A block of data ▸
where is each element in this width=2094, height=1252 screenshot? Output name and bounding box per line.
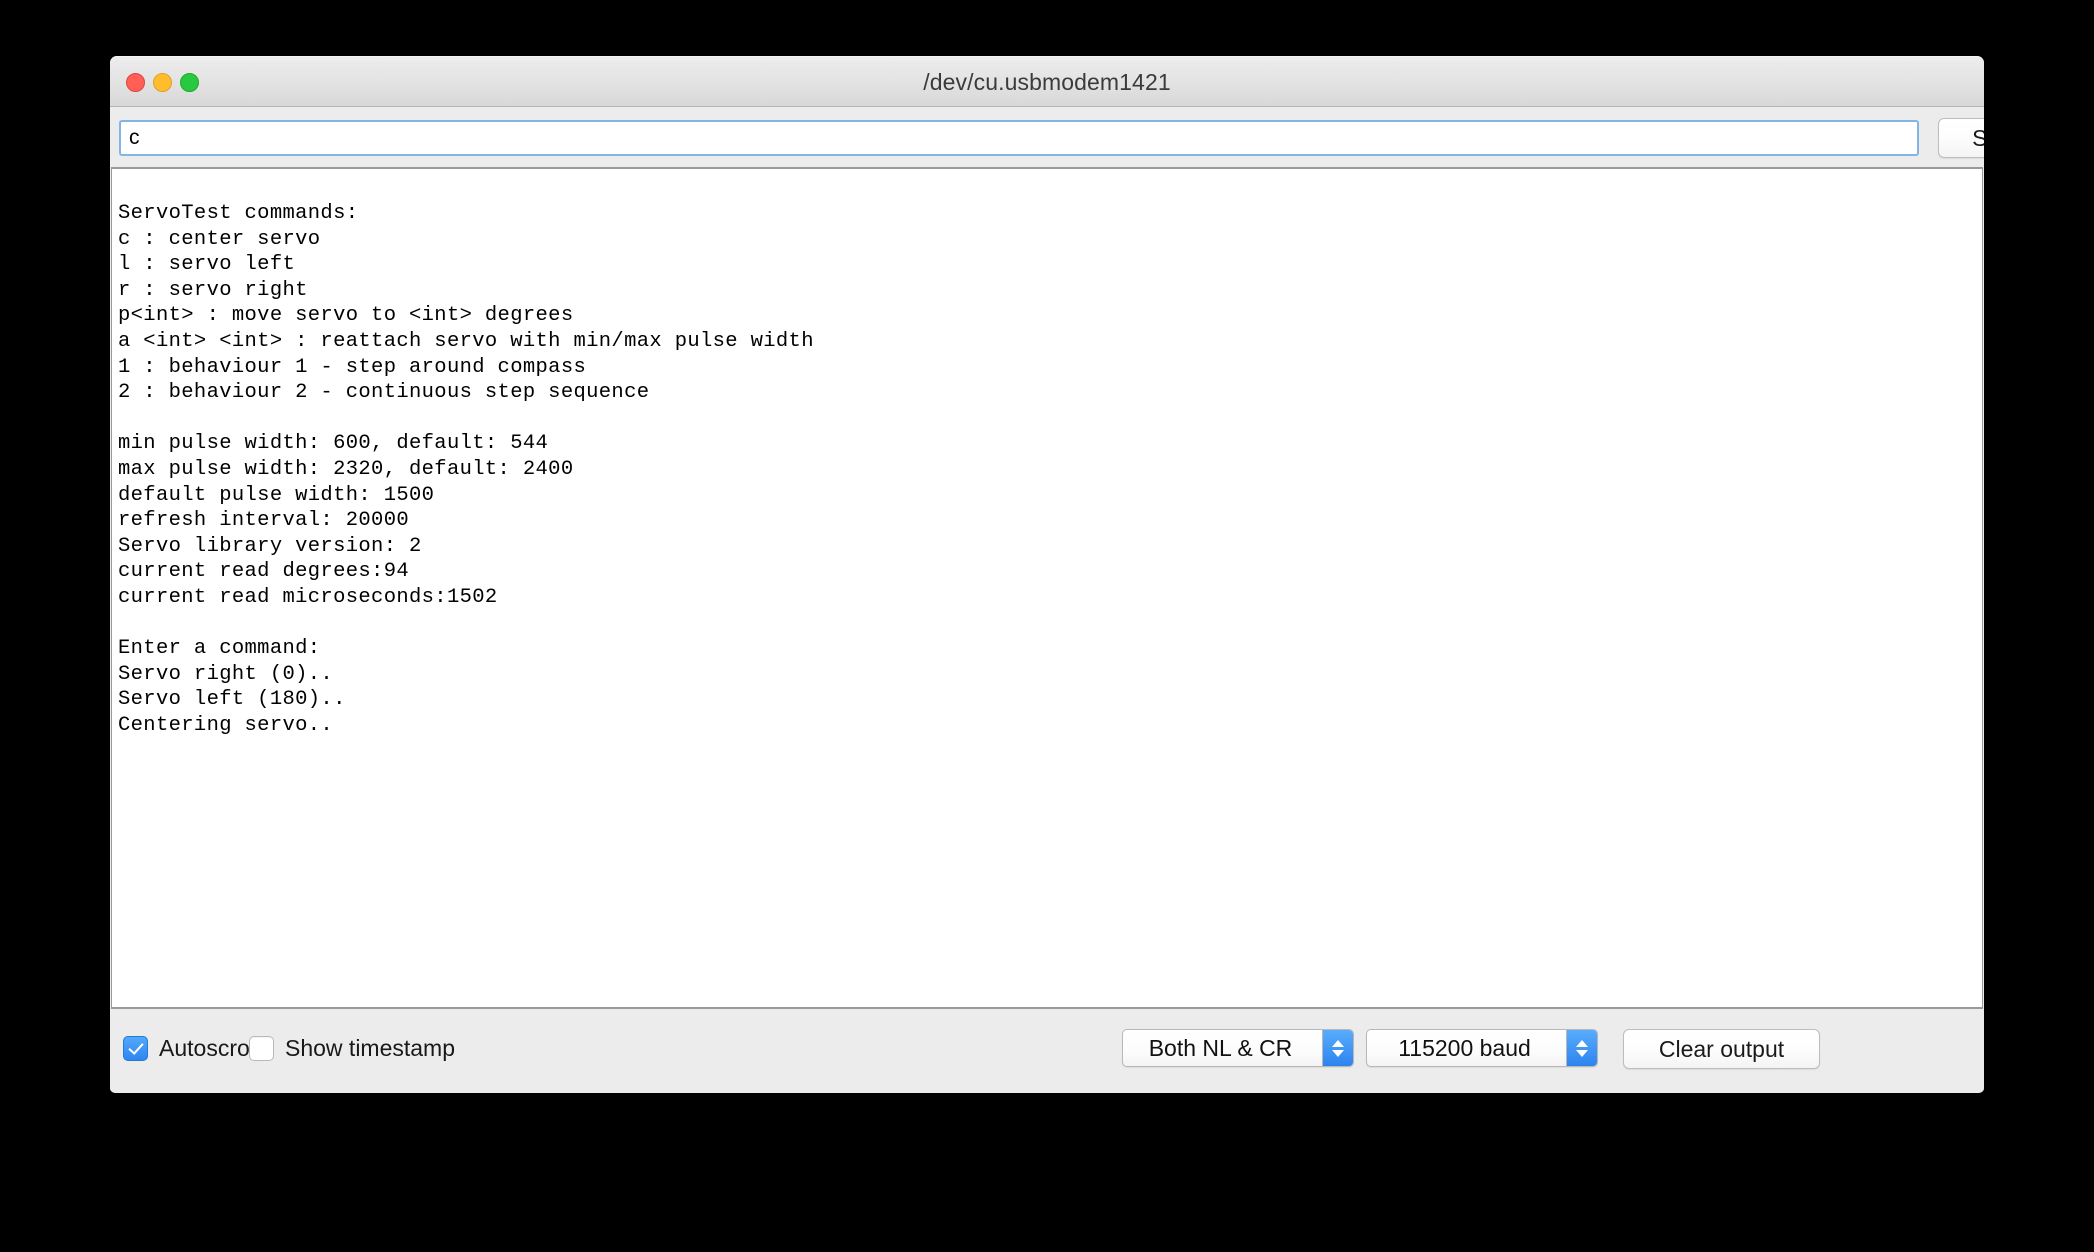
footer-toolbar: Autoscroll Show timestamp Both NL & CR 1… [110,1009,1984,1091]
line-ending-value: Both NL & CR [1148,1034,1293,1061]
serial-output-panel[interactable]: ServoTest commands: c : center servo l :… [111,167,1983,1009]
chevron-down-icon [1332,1049,1344,1057]
line-ending-select[interactable]: Both NL & CR [1122,1029,1354,1067]
chevron-updown-icon[interactable] [1322,1030,1353,1066]
autoscroll-label: Autoscroll [159,1035,260,1061]
show-timestamp-label: Show timestamp [285,1035,456,1061]
serial-output-text: ServoTest commands: c : center servo l :… [118,202,814,737]
send-button[interactable]: Send [1938,118,1984,158]
clear-output-button[interactable]: Clear output [1623,1029,1820,1069]
chevron-down-icon [1576,1049,1588,1057]
show-timestamp-checkbox-group[interactable]: Show timestamp [249,1035,455,1062]
baud-rate-select[interactable]: 115200 baud [1366,1029,1598,1067]
show-timestamp-checkbox[interactable] [249,1036,274,1061]
baud-rate-value: 115200 baud [1398,1034,1531,1061]
chevron-up-icon [1576,1039,1588,1047]
command-input[interactable] [119,120,1919,156]
chevron-updown-icon[interactable] [1566,1030,1597,1066]
autoscroll-checkbox-group[interactable]: Autoscroll [123,1035,260,1062]
serial-monitor-window: /dev/cu.usbmodem1421 Send ServoTest comm… [110,56,1984,1093]
send-toolbar: Send [110,107,1984,167]
window-titlebar: /dev/cu.usbmodem1421 [110,56,1984,107]
window-title: /dev/cu.usbmodem1421 [923,69,1171,95]
autoscroll-checkbox[interactable] [123,1036,148,1061]
chevron-up-icon [1332,1039,1344,1047]
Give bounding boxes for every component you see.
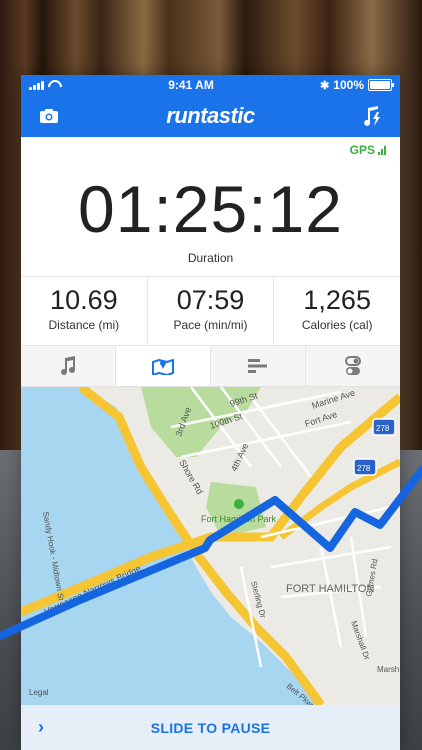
- label-fort-hamilton: FORT HAMILTON: [286, 583, 374, 595]
- highway-278-shield-icon: 278: [372, 418, 396, 436]
- stat-label: Pace (min/mi): [173, 318, 248, 332]
- tab-map[interactable]: [116, 346, 211, 386]
- gps-signal-icon: [378, 145, 386, 155]
- music-bolt-icon: [364, 106, 380, 126]
- phone-screen: 9:41 AM ✱ 100% runtastic GPS 01:25:12 Du…: [21, 75, 400, 750]
- duration-value: 01:25:12: [78, 172, 343, 246]
- bars-icon: [248, 359, 267, 373]
- app-header: runtastic: [21, 95, 400, 137]
- fort-hamilton-park-area: [206, 482, 266, 537]
- stat-value: 10.69: [50, 285, 118, 315]
- gps-label: GPS: [349, 143, 375, 157]
- label-shore-rd: Shore Rd: [177, 458, 205, 496]
- label-sterling-dr: Sterling Dr: [249, 580, 268, 619]
- wifi-icon: [48, 80, 62, 90]
- tab-settings[interactable]: [306, 346, 400, 386]
- tab-stats[interactable]: [211, 346, 306, 386]
- map-graphic: 99th St 3rd Ave 100th St Marine Ave Fort…: [21, 387, 400, 705]
- tab-music[interactable]: [21, 346, 116, 386]
- label-marshall-dr: Marshall Dr: [349, 620, 372, 662]
- music-power-button[interactable]: [356, 100, 388, 132]
- tab-bar: [21, 346, 400, 387]
- stat-value: 07:59: [176, 285, 245, 315]
- slide-to-pause-label: SLIDE TO PAUSE: [150, 719, 271, 736]
- battery-percent: 100%: [333, 78, 364, 92]
- map-icon: [152, 359, 174, 375]
- duration-label: Duration: [187, 251, 234, 265]
- status-right: ✱ 100%: [320, 78, 394, 92]
- bluetooth-icon: ✱: [320, 79, 330, 92]
- status-bar: 9:41 AM ✱ 100%: [21, 75, 400, 95]
- svg-text:278: 278: [376, 424, 390, 433]
- chevron-right-icon: ›: [38, 717, 44, 737]
- status-left: [29, 80, 62, 90]
- slide-to-pause-bar[interactable]: › SLIDE TO PAUSE: [21, 705, 400, 750]
- camera-icon: [40, 109, 58, 123]
- stat-distance: 10.69 Distance (mi): [21, 277, 148, 345]
- label-marine-ave: Marine Ave: [311, 388, 357, 411]
- gps-indicator: GPS: [350, 143, 386, 157]
- signal-icon: [29, 80, 44, 90]
- stat-label: Calories (cal): [301, 318, 373, 332]
- stats-row: 10.69 Distance (mi) 07:59 Pace (min/mi) …: [21, 277, 400, 346]
- label-legal: Legal: [29, 688, 49, 697]
- app-logo: runtastic: [166, 103, 255, 128]
- label-marsh: Marsh: [377, 665, 399, 674]
- toggle-icon: [345, 356, 361, 375]
- park-marker-icon: [234, 499, 244, 509]
- battery-icon: [368, 79, 394, 91]
- stat-calories: 1,265 Calories (cal): [274, 277, 400, 345]
- stat-value: 1,265: [303, 285, 371, 315]
- label-grimes-rd: Grimes Rd: [364, 558, 380, 597]
- timer-panel: GPS 01:25:12 Duration: [21, 137, 400, 277]
- camera-button[interactable]: [33, 100, 65, 132]
- status-time: 9:41 AM: [168, 78, 214, 92]
- highway-278-shield-icon: 278: [353, 458, 377, 476]
- stat-label: Distance (mi): [48, 318, 120, 332]
- label-fort-hamilton-park: Fort Hamilton Park: [201, 514, 277, 524]
- svg-text:278: 278: [357, 464, 371, 473]
- stat-pace: 07:59 Pace (min/mi): [148, 277, 275, 345]
- music-note-icon: [61, 356, 76, 376]
- map-view[interactable]: 99th St 3rd Ave 100th St Marine Ave Fort…: [21, 387, 400, 705]
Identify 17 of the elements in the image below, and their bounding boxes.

EXERCISE DESCRIPTION ▸ Present every line of the records above as a Markdown table with the columns "No." and "Line," numbering the rows and skipping blank lines. Omit the pictures.

CORRECT RESULT ▸
| No. | Line |
|---|---|
| 1 | where is each element in this width=2094, height=1252 screenshot? Output name and bounding box per line. |
| 2 | footer-toolbar: Autoscroll Show timestamp Both NL & CR 1… [110,1009,1984,1091] |
| 3 | line-ending-value: Both NL & CR [1148,1034,1293,1061] |
| 4 | serial-output-panel[interactable]: ServoTest commands: c : center servo l :… [111,167,1983,1009] |
| 5 | chevron-down-icon [1332,1049,1344,1057] |
| 6 | line-ending-select[interactable]: Both NL & CR [1122,1029,1354,1067] |
| 7 | chevron-updown-icon[interactable] [1322,1030,1353,1066] |
| 8 | autoscroll-label: Autoscroll [159,1035,260,1061] |
| 9 | show-timestamp-label: Show timestamp [285,1035,456,1061] |
| 10 | serial-output-text: ServoTest commands: c : center servo l :… [118,202,814,737] |
| 11 | send-button[interactable]: Send [1938,118,1984,158] |
| 12 | clear-output-button[interactable]: Clear output [1623,1029,1820,1069] |
| 13 | chevron-down-icon [1576,1049,1588,1057] |
| 14 | show-timestamp-checkbox-group[interactable]: Show timestamp [249,1035,455,1062] |
| 15 | baud-rate-select[interactable]: 115200 baud [1366,1029,1598,1067] |
| 16 | show-timestamp-checkbox[interactable] [249,1036,274,1061] |
| 17 | baud-rate-value: 115200 baud [1398,1034,1531,1061] |
| 18 | chevron-up-icon [1576,1039,1588,1047] |
| 19 | command-input[interactable] [119,120,1919,156] |
| 20 | chevron-updown-icon[interactable] [1566,1030,1597,1066] |
| 21 | autoscroll-checkbox-group[interactable]: Autoscroll [123,1035,260,1062] |
| 22 | serial-monitor-window: /dev/cu.usbmodem1421 Send ServoTest comm… [110,56,1984,1093] |
| 23 | send-toolbar: Send [110,107,1984,167] |
| 24 | window-titlebar: /dev/cu.usbmodem1421 [110,56,1984,107] |
| 25 | window-title: /dev/cu.usbmodem1421 [923,69,1171,95] |
| 26 | autoscroll-checkbox[interactable] [123,1036,148,1061] |
| 27 | chevron-up-icon [1332,1039,1344,1047] |
| 28 | Give bounding boxes for every component you see. |
| 29 | - label-fort-hamilton: FORT HAMILTON: [286, 583, 374, 595] |
| 30 | - highway-278-shield-icon: 278: [372, 418, 396, 436] |
| 31 | - stat-label: Pace (min/mi): [173, 318, 248, 332] |
| 32 | - tab-map[interactable]: [116, 346, 211, 386] |
| 33 | - gps-signal-icon: [378, 145, 386, 155] |
| 34 | - music-bolt-icon: [364, 106, 380, 126] |
| 35 | - phone-screen: 9:41 AM ✱ 100% runtastic GPS 01:25:12 Du…: [21, 75, 400, 750] |
| 36 | - duration-value: 01:25:12: [78, 172, 343, 246] |
| 37 | - bars-icon: [248, 359, 267, 373] |
| 38 | - app-header: runtastic: [21, 95, 400, 137] |
| 39 | - fort-hamilton-park-area: [206, 482, 266, 537] |
| 40 | - stat-value: 10.69: [50, 285, 118, 315] |
| 41 | - gps-label: GPS: [349, 143, 375, 157] |
| 42 | - label-shore-rd: Shore Rd: [177, 458, 205, 496] |
| 43 | - label-sterling-dr: Sterling Dr: [249, 580, 268, 619] |
| 44 | - wifi-icon: [48, 80, 62, 90] |
| 45 | - tab-settings[interactable]: [306, 346, 400, 386] |
| 46 | - tab-stats[interactable]: [211, 346, 306, 386] |
| 47 | - map-graphic: 99th St 3rd Ave 100th St Marine Ave Fort…: [21, 387, 400, 705] |
| 48 | - tab-music[interactable]: [21, 346, 116, 386] |
| 49 | - label-marshall-dr: Marshall Dr: [349, 620, 372, 662] |
| 50 | - music-power-button[interactable]: [356, 100, 388, 132] |
| 51 | - tab-bar: [21, 346, 400, 387] |
| 52 | - stat-value: 07:59: [176, 285, 245, 315] |
| 53 | - slide-to-pause-label: SLIDE TO PAUSE: [150, 719, 271, 736] |
| 54 | - battery-percent: 100%: [333, 78, 364, 92] |
| 55 | - map-icon: [152, 359, 174, 375] |
| 56 | - duration-label: Duration: [187, 251, 234, 265] |
| 57 | - status-right: ✱ 100%: [320, 78, 394, 92] |
| 58 | - bluetooth-icon: ✱: [320, 79, 330, 92] |
| 59 | - status-bar: 9:41 AM ✱ 100%: [21, 75, 400, 95] |
| 60 | - svg-text:278: 278: [376, 424, 390, 433] |
| 61 | - chevron-right-icon: ›: [38, 717, 44, 737] |
| 62 | - status-left: [29, 80, 62, 90] |
| 63 | - slide-to-pause-bar[interactable]: › SLIDE TO PAUSE: [21, 705, 400, 750] |
| 64 | - camera-icon: [40, 109, 58, 123] |
| 65 | - stat-distance: 10.69 Distance (mi): [21, 277, 148, 345] |
| 66 | - label-marine-ave: Marine Ave: [311, 388, 357, 411] |
| 67 | - gps-indicator: GPS: [350, 143, 386, 157] |
| 68 | - signal-icon: [29, 80, 44, 90] |
| 69 | - stat-label: Calories (cal): [301, 318, 373, 332] |
| 70 | - stats-row: 10.69 Distance (mi) 07:59 Pace (min/mi) …: [21, 277, 400, 346] |
| 71 | - label-legal: Legal: [29, 688, 49, 697] |
| 72 | - app-logo: runtastic: [166, 103, 255, 128] |
| 73 | - label-marsh: Marsh: [377, 665, 399, 674] |
| 74 | - toggle-icon: [345, 356, 361, 375] |
| 75 | - park-marker-icon: [234, 499, 244, 509] |
| 76 | - battery-icon: [368, 79, 394, 91] |
| 77 | - stat-calories: 1,265 Calories (cal): [274, 277, 400, 345] |
| 78 | - stat-value: 1,265: [303, 285, 371, 315] |
| 79 | - label-grimes-rd: Grimes Rd: [364, 558, 380, 597] |
| 80 | - timer-panel: GPS 01:25:12 Duration: [21, 137, 400, 277] |
| 81 | - camera-button[interactable]: [33, 100, 65, 132] |
| 82 | - status-time: 9:41 AM: [168, 78, 214, 92] |
| 83 | - highway-278-shield-icon: 278: [353, 458, 377, 476] |
| 84 | - stat-label: Distance (mi): [48, 318, 120, 332] |
| 85 | - label-fort-hamilton-park: Fort Hamilton Park: [201, 514, 277, 524] |
| 86 | - svg-text:278: 278: [357, 464, 371, 473] |
| 87 | - stat-pace: 07:59 Pace (min/mi): [148, 277, 275, 345] |
| 88 | - music-note-icon: [61, 356, 76, 376] |
| 89 | - map-view[interactable]: 99th St 3rd Ave 100th St Marine Ave Fort…: [21, 387, 400, 705] |
| 90 | Identify 17 of the elements in the image below, and their bounding boxes. |